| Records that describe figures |
★ ★ ★ ★
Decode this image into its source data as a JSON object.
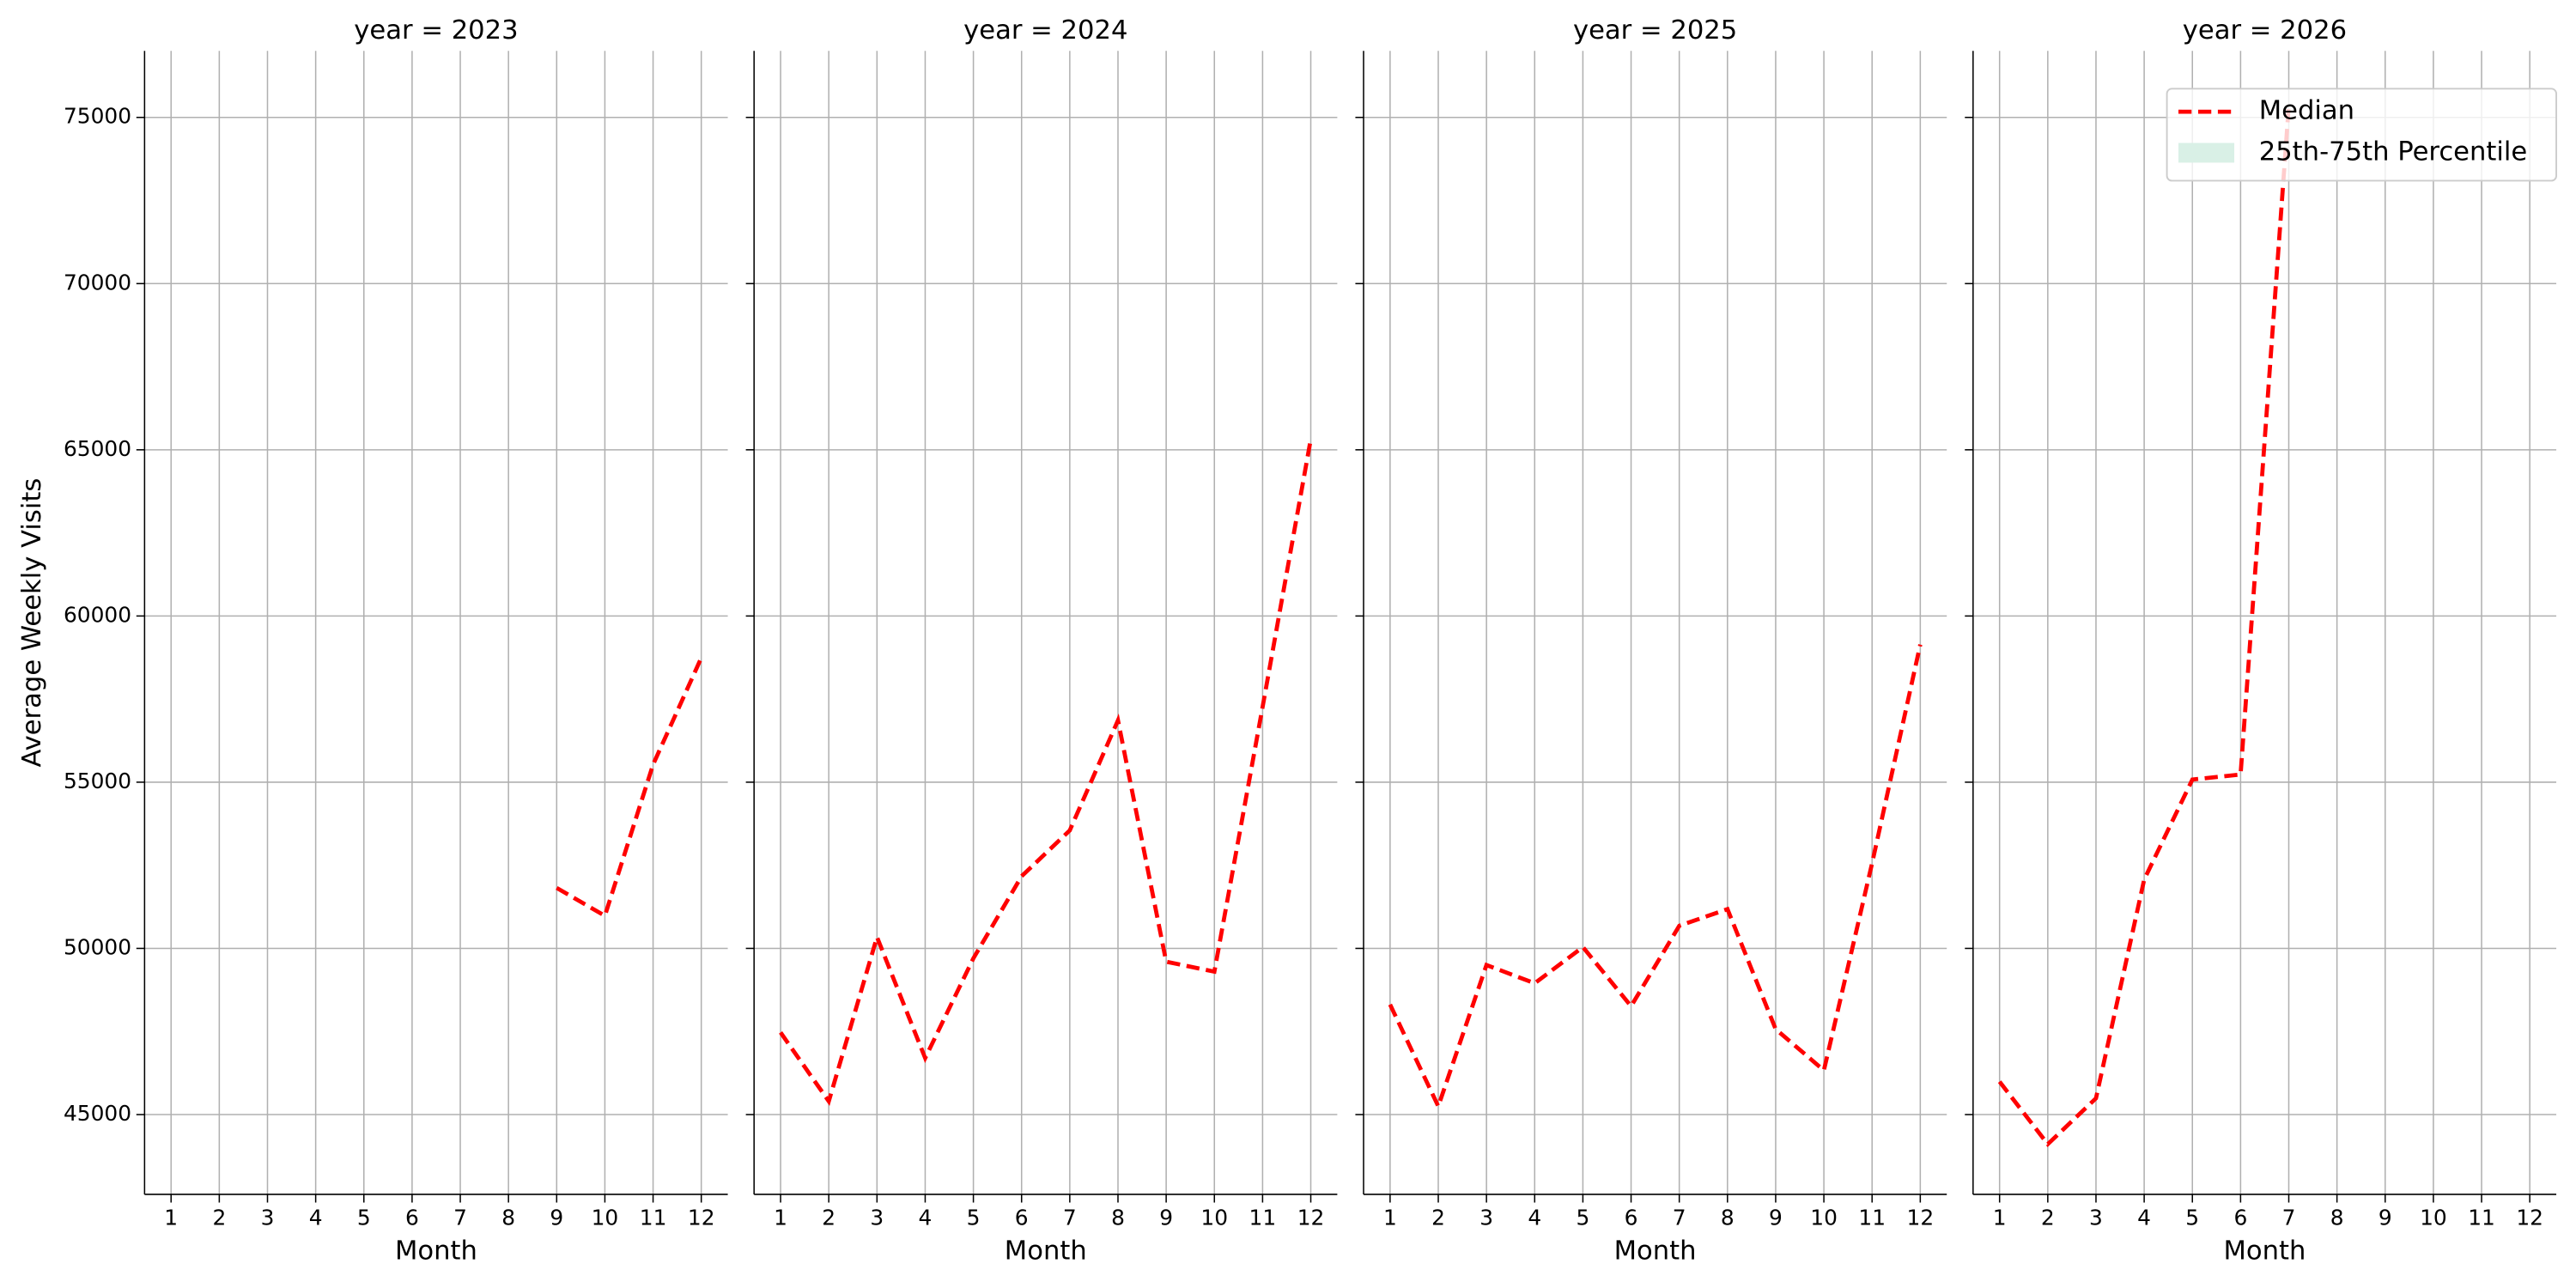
{
  "chart_data": [
    {
      "type": "line",
      "title": "year = 2023",
      "xlabel": "Month",
      "ylabel": "Average Weekly Visits",
      "x": [
        1,
        2,
        3,
        4,
        5,
        6,
        7,
        8,
        9,
        10,
        11,
        12
      ],
      "series": [
        {
          "color": "#ff0000",
          "style": "dashed",
          "values": [
            null,
            null,
            null,
            null,
            null,
            null,
            null,
            null,
            51820,
            50980,
            55530,
            58740
          ]
        }
      ],
      "xlim": [
        0.45,
        12.55
      ],
      "xticks": [
        1,
        2,
        3,
        4,
        5,
        6,
        7,
        8,
        9,
        10,
        11,
        12
      ],
      "ylim": [
        42600,
        77000
      ],
      "yticks": [
        45000,
        50000,
        55000,
        60000,
        65000,
        70000,
        75000
      ],
      "grid": true
    },
    {
      "type": "line",
      "title": "year = 2024",
      "xlabel": "Month",
      "x": [
        1,
        2,
        3,
        4,
        5,
        6,
        7,
        8,
        9,
        10,
        11,
        12
      ],
      "series": [
        {
          "color": "#ff0000",
          "style": "dashed",
          "values": [
            47470,
            45400,
            50340,
            46700,
            49700,
            52170,
            53550,
            56860,
            49600,
            49300,
            57260,
            65320
          ]
        }
      ],
      "xlim": [
        0.45,
        12.55
      ],
      "xticks": [
        1,
        2,
        3,
        4,
        5,
        6,
        7,
        8,
        9,
        10,
        11,
        12
      ],
      "ylim": [
        42600,
        77000
      ],
      "yticks": [
        45000,
        50000,
        55000,
        60000,
        65000,
        70000,
        75000
      ],
      "grid": true
    },
    {
      "type": "line",
      "title": "year = 2025",
      "xlabel": "Month",
      "x": [
        1,
        2,
        3,
        4,
        5,
        6,
        7,
        8,
        9,
        10,
        11,
        12
      ],
      "series": [
        {
          "color": "#ff0000",
          "style": "dashed",
          "values": [
            48310,
            45250,
            49500,
            48950,
            50040,
            48260,
            50680,
            51180,
            47570,
            46330,
            52560,
            59140
          ]
        }
      ],
      "xlim": [
        0.45,
        12.55
      ],
      "xticks": [
        1,
        2,
        3,
        4,
        5,
        6,
        7,
        8,
        9,
        10,
        11,
        12
      ],
      "ylim": [
        42600,
        77000
      ],
      "yticks": [
        45000,
        50000,
        55000,
        60000,
        65000,
        70000,
        75000
      ],
      "grid": true
    },
    {
      "type": "line",
      "title": "year = 2026",
      "xlabel": "Month",
      "x": [
        1,
        2,
        3,
        4,
        5,
        6,
        7,
        8,
        9,
        10,
        11,
        12
      ],
      "series": [
        {
          "color": "#ff0000",
          "style": "dashed",
          "values": [
            45990,
            44110,
            45490,
            52070,
            55080,
            55230,
            75350,
            null,
            null,
            null,
            null,
            null
          ]
        }
      ],
      "xlim": [
        0.45,
        12.55
      ],
      "xticks": [
        1,
        2,
        3,
        4,
        5,
        6,
        7,
        8,
        9,
        10,
        11,
        12
      ],
      "ylim": [
        42600,
        77000
      ],
      "yticks": [
        45000,
        50000,
        55000,
        60000,
        65000,
        70000,
        75000
      ],
      "grid": true,
      "legend": {
        "position": "upper right",
        "items": [
          {
            "name": "Median",
            "color": "#ff0000",
            "style": "dashed"
          },
          {
            "name": "25th-75th Percentile",
            "color": "#d9f0e6",
            "style": "patch"
          }
        ]
      }
    }
  ]
}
★ ★ ★ ★
| Work instructions |
Print all of the records shown above exactly, leaving out each picture.

| Reply |
Decode this image into its source data as a JSON object.
{
  "chart_data": [
    {
      "type": "line",
      "title": "year = 2023",
      "xlabel": "Month",
      "ylabel": "Average Weekly Visits",
      "x": [
        1,
        2,
        3,
        4,
        5,
        6,
        7,
        8,
        9,
        10,
        11,
        12
      ],
      "series": [
        {
          "color": "#ff0000",
          "style": "dashed",
          "values": [
            null,
            null,
            null,
            null,
            null,
            null,
            null,
            null,
            51820,
            50980,
            55530,
            58740
          ]
        }
      ],
      "xlim": [
        0.45,
        12.55
      ],
      "xticks": [
        1,
        2,
        3,
        4,
        5,
        6,
        7,
        8,
        9,
        10,
        11,
        12
      ],
      "ylim": [
        42600,
        77000
      ],
      "yticks": [
        45000,
        50000,
        55000,
        60000,
        65000,
        70000,
        75000
      ],
      "grid": true
    },
    {
      "type": "line",
      "title": "year = 2024",
      "xlabel": "Month",
      "x": [
        1,
        2,
        3,
        4,
        5,
        6,
        7,
        8,
        9,
        10,
        11,
        12
      ],
      "series": [
        {
          "color": "#ff0000",
          "style": "dashed",
          "values": [
            47470,
            45400,
            50340,
            46700,
            49700,
            52170,
            53550,
            56860,
            49600,
            49300,
            57260,
            65320
          ]
        }
      ],
      "xlim": [
        0.45,
        12.55
      ],
      "xticks": [
        1,
        2,
        3,
        4,
        5,
        6,
        7,
        8,
        9,
        10,
        11,
        12
      ],
      "ylim": [
        42600,
        77000
      ],
      "yticks": [
        45000,
        50000,
        55000,
        60000,
        65000,
        70000,
        75000
      ],
      "grid": true
    },
    {
      "type": "line",
      "title": "year = 2025",
      "xlabel": "Month",
      "x": [
        1,
        2,
        3,
        4,
        5,
        6,
        7,
        8,
        9,
        10,
        11,
        12
      ],
      "series": [
        {
          "color": "#ff0000",
          "style": "dashed",
          "values": [
            48310,
            45250,
            49500,
            48950,
            50040,
            48260,
            50680,
            51180,
            47570,
            46330,
            52560,
            59140
          ]
        }
      ],
      "xlim": [
        0.45,
        12.55
      ],
      "xticks": [
        1,
        2,
        3,
        4,
        5,
        6,
        7,
        8,
        9,
        10,
        11,
        12
      ],
      "ylim": [
        42600,
        77000
      ],
      "yticks": [
        45000,
        50000,
        55000,
        60000,
        65000,
        70000,
        75000
      ],
      "grid": true
    },
    {
      "type": "line",
      "title": "year = 2026",
      "xlabel": "Month",
      "x": [
        1,
        2,
        3,
        4,
        5,
        6,
        7,
        8,
        9,
        10,
        11,
        12
      ],
      "series": [
        {
          "color": "#ff0000",
          "style": "dashed",
          "values": [
            45990,
            44110,
            45490,
            52070,
            55080,
            55230,
            75350,
            null,
            null,
            null,
            null,
            null
          ]
        }
      ],
      "xlim": [
        0.45,
        12.55
      ],
      "xticks": [
        1,
        2,
        3,
        4,
        5,
        6,
        7,
        8,
        9,
        10,
        11,
        12
      ],
      "ylim": [
        42600,
        77000
      ],
      "yticks": [
        45000,
        50000,
        55000,
        60000,
        65000,
        70000,
        75000
      ],
      "grid": true,
      "legend": {
        "position": "upper right",
        "items": [
          {
            "name": "Median",
            "color": "#ff0000",
            "style": "dashed"
          },
          {
            "name": "25th-75th Percentile",
            "color": "#d9f0e6",
            "style": "patch"
          }
        ]
      }
    }
  ]
}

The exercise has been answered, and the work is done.